- **Challenge**:
Copy every line of the records below verbatim, omitting the pictures.

- **Records for processing**:
§ §

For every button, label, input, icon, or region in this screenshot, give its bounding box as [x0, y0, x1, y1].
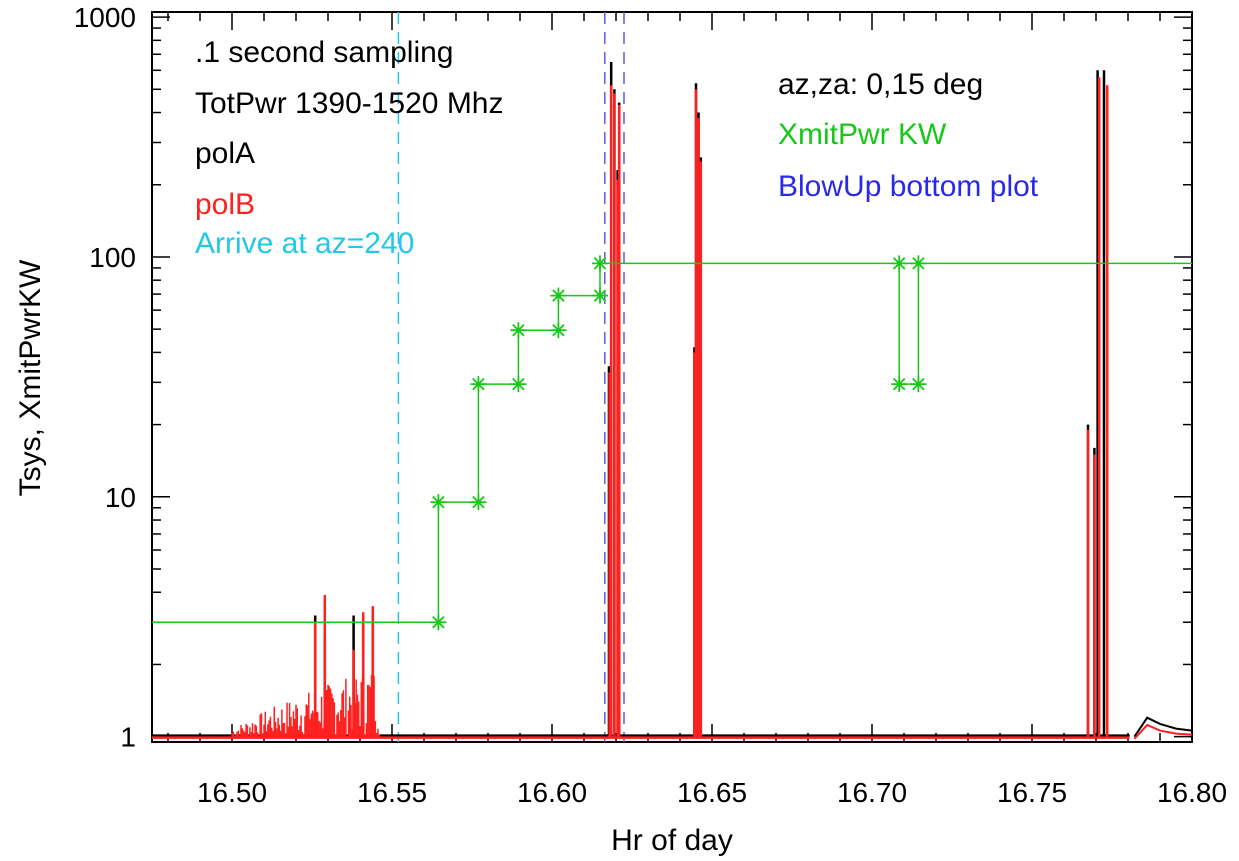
y-axis-label: Tsys, XmitPwrKW: [14, 259, 47, 496]
axis-ticks: [152, 12, 1193, 742]
y-tick-labels: 1 10 100 1000: [74, 2, 136, 753]
x-tick-label: 16.75: [997, 777, 1067, 808]
annotation-totpwr: TotPwr 1390-1520 Mhz: [195, 87, 504, 120]
xmitpwr-marker: [470, 376, 487, 393]
xmitpwr-marker: [550, 287, 567, 304]
x-tick-labels: 16.50 16.55 16.60 16.65 16.70 16.75 16.80: [197, 777, 1227, 808]
marker-stroke: [892, 377, 906, 391]
marker-stroke: [912, 257, 925, 270]
marker-stroke: [432, 615, 445, 629]
y-tick-label: 1: [120, 722, 136, 753]
x-tick-label: 16.80: [1157, 777, 1227, 808]
annotation-pola: polA: [195, 137, 255, 170]
plot-frame: [151, 11, 1193, 743]
marker-stroke: [912, 377, 925, 391]
series-xmitpwr: [152, 255, 1192, 631]
xmitpwr-marker: [891, 255, 908, 272]
annotation-xmitpwr: XmitPwr KW: [778, 118, 947, 151]
xmitpwr-marker: [891, 376, 908, 393]
marker-stroke: [552, 289, 565, 302]
xmitpwr-marker: [910, 255, 927, 272]
x-tick-label: 16.55: [357, 777, 427, 808]
annotation-polb: polB: [195, 188, 255, 221]
vertical-marker-lines: [397, 12, 625, 742]
xmitpwr-marker: [510, 376, 527, 393]
xmitpwr-marker: [592, 287, 608, 304]
x-axis-label: Hr of day: [611, 824, 733, 857]
series-polb: [152, 77, 1193, 740]
y-tick-label: 10: [105, 482, 136, 513]
marker-stroke: [552, 323, 565, 337]
xmitpwr-marker: [430, 614, 447, 631]
xmitpwr-marker: [550, 322, 567, 339]
x-tick-label: 16.50: [197, 777, 267, 808]
xmitpwr-marker: [592, 255, 608, 272]
trace-tail: [1133, 723, 1193, 740]
series-pola: [152, 61, 1193, 738]
trace-tail: [1133, 716, 1193, 738]
xmitpwr-line: [152, 262, 1192, 623]
marker-stroke: [593, 289, 607, 302]
xmitpwr-marker: [910, 376, 927, 393]
y-tick-label: 1000: [74, 2, 136, 33]
xmitpwr-marker: [470, 494, 487, 511]
annotations: .1 second sampling TotPwr 1390-1520 Mhz …: [195, 36, 1039, 260]
x-tick-label: 16.65: [677, 777, 747, 808]
annotation-arrive: Arrive at az=240: [195, 227, 414, 260]
annotation-azza: az,za: 0,15 deg: [778, 68, 983, 101]
marker-stroke: [512, 377, 525, 391]
y-tick-label: 100: [89, 242, 136, 273]
xmitpwr-marker: [510, 322, 527, 339]
marker-stroke: [593, 257, 607, 270]
annotation-blowup: BlowUp bottom plot: [778, 170, 1039, 203]
annotation-sampling: .1 second sampling: [195, 36, 454, 69]
marker-stroke: [472, 377, 485, 391]
marker-stroke: [432, 495, 445, 509]
x-tick-label: 16.60: [517, 777, 587, 808]
marker-stroke: [472, 495, 485, 509]
x-tick-label: 16.70: [837, 777, 907, 808]
marker-stroke: [512, 323, 525, 337]
marker-stroke: [892, 257, 906, 270]
xmitpwr-marker: [430, 494, 447, 511]
series-layer: [152, 61, 1193, 740]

§ §

- **Response to the exercise**:
For every button, label, input, icon, or region in this screenshot, give its bounding box as [x0, y0, x1, y1].
y-axis-label: Tsys, XmitPwrKW: [14, 259, 47, 496]
axis-ticks: [152, 12, 1193, 742]
y-tick-labels: 1 10 100 1000: [74, 2, 136, 753]
x-tick-label: 16.75: [997, 777, 1067, 808]
annotation-totpwr: TotPwr 1390-1520 Mhz: [195, 87, 504, 120]
xmitpwr-marker: [470, 376, 487, 393]
xmitpwr-marker: [550, 287, 567, 304]
x-tick-labels: 16.50 16.55 16.60 16.65 16.70 16.75 16.80: [197, 777, 1227, 808]
marker-stroke: [892, 377, 906, 391]
marker-stroke: [912, 257, 925, 270]
marker-stroke: [432, 615, 445, 629]
y-tick-label: 1: [120, 722, 136, 753]
x-tick-label: 16.80: [1157, 777, 1227, 808]
annotation-pola: polA: [195, 137, 255, 170]
plot-frame: [151, 11, 1193, 743]
marker-stroke: [912, 377, 925, 391]
series-xmitpwr: [152, 255, 1192, 631]
xmitpwr-marker: [891, 255, 908, 272]
annotation-xmitpwr: XmitPwr KW: [778, 118, 947, 151]
xmitpwr-marker: [891, 376, 908, 393]
marker-stroke: [552, 289, 565, 302]
xmitpwr-marker: [910, 255, 927, 272]
x-tick-label: 16.55: [357, 777, 427, 808]
annotation-polb: polB: [195, 188, 255, 221]
vertical-marker-lines: [397, 12, 625, 742]
xmitpwr-marker: [510, 376, 527, 393]
xmitpwr-marker: [592, 287, 608, 304]
x-axis-label: Hr of day: [611, 824, 733, 857]
series-polb: [152, 77, 1193, 740]
y-tick-label: 10: [105, 482, 136, 513]
marker-stroke: [552, 323, 565, 337]
xmitpwr-marker: [430, 614, 447, 631]
xmitpwr-marker: [550, 322, 567, 339]
x-tick-label: 16.50: [197, 777, 267, 808]
xmitpwr-marker: [592, 255, 608, 272]
trace-tail: [1133, 723, 1193, 740]
series-pola: [152, 61, 1193, 738]
trace-tail: [1133, 716, 1193, 738]
xmitpwr-line: [152, 262, 1192, 623]
marker-stroke: [593, 289, 607, 302]
xmitpwr-marker: [910, 376, 927, 393]
y-tick-label: 1000: [74, 2, 136, 33]
xmitpwr-marker: [470, 494, 487, 511]
annotations: .1 second sampling TotPwr 1390-1520 Mhz …: [195, 36, 1039, 260]
x-tick-label: 16.65: [677, 777, 747, 808]
annotation-arrive: Arrive at az=240: [195, 227, 414, 260]
annotation-azza: az,za: 0,15 deg: [778, 68, 983, 101]
marker-stroke: [512, 377, 525, 391]
y-tick-label: 100: [89, 242, 136, 273]
xmitpwr-marker: [510, 322, 527, 339]
marker-stroke: [593, 257, 607, 270]
annotation-blowup: BlowUp bottom plot: [778, 170, 1039, 203]
annotation-sampling: .1 second sampling: [195, 36, 454, 69]
marker-stroke: [472, 377, 485, 391]
marker-stroke: [432, 495, 445, 509]
x-tick-label: 16.60: [517, 777, 587, 808]
marker-stroke: [472, 495, 485, 509]
x-tick-label: 16.70: [837, 777, 907, 808]
marker-stroke: [512, 323, 525, 337]
marker-stroke: [892, 257, 906, 270]
xmitpwr-marker: [430, 494, 447, 511]
series-layer: [152, 61, 1193, 740]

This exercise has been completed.